**THE REQUEST**
Look through the material below and count the lines with the string "this". Report only the count.

Records from a collection of figures
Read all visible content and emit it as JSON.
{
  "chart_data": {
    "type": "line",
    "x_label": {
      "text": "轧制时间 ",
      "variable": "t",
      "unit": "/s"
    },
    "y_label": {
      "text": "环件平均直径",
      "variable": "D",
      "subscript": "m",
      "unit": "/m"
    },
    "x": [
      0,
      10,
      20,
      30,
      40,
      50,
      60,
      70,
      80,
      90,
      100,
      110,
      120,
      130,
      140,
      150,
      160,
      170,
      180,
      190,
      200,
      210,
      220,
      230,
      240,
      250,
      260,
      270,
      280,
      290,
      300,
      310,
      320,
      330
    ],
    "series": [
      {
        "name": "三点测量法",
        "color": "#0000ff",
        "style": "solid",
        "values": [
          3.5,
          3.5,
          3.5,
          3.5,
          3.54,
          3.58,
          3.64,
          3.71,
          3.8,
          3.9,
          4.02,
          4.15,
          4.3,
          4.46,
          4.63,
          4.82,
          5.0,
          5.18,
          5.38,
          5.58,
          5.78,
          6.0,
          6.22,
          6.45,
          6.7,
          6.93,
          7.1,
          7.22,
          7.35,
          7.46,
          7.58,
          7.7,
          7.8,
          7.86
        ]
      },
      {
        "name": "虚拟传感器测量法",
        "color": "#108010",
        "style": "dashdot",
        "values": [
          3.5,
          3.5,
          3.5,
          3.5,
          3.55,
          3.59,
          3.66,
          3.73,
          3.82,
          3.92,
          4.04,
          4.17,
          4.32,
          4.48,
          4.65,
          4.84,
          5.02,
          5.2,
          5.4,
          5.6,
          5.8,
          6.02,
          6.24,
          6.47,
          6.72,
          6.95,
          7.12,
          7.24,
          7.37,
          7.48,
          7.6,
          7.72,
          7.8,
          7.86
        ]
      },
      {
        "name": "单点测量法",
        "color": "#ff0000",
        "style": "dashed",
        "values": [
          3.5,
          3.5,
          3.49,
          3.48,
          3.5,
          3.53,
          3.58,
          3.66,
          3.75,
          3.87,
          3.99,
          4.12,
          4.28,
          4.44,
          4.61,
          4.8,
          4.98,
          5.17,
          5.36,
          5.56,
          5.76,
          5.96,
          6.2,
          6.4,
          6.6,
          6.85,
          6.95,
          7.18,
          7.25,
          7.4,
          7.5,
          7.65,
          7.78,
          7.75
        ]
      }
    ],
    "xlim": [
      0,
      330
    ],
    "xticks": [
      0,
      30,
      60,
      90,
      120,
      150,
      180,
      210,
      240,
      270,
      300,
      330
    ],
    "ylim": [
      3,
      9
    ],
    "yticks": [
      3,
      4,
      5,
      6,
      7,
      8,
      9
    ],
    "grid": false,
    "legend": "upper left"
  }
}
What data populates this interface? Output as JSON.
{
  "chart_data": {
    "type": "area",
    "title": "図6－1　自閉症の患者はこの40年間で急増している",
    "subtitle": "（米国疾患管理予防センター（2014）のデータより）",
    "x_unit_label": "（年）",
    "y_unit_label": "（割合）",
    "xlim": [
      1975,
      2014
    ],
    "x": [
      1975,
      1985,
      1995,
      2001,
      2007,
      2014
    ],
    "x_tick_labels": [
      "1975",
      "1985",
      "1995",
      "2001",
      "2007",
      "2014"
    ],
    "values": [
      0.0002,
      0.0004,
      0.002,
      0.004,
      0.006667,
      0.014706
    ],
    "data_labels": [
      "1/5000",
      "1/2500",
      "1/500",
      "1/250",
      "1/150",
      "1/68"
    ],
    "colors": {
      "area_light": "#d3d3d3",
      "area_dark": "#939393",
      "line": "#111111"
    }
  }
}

...

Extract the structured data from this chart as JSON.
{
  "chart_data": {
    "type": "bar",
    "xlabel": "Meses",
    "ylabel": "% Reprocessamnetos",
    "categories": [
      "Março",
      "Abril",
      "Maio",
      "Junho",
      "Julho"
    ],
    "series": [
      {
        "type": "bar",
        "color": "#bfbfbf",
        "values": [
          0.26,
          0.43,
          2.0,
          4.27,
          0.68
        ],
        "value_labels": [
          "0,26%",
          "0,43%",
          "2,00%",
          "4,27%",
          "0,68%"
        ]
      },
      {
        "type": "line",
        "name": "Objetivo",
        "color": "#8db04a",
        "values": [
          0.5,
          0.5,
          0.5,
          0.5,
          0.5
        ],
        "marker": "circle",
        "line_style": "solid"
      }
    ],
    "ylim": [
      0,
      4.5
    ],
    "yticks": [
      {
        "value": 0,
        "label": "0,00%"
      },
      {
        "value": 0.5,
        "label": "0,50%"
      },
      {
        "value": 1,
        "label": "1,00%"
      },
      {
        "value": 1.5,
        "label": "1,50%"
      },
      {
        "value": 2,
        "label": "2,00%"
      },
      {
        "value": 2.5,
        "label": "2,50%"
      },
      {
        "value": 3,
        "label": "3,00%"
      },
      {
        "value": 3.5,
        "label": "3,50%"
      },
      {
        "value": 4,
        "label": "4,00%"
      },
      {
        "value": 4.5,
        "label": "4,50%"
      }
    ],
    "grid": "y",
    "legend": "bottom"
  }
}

**COMPLETED EXERCISE**
2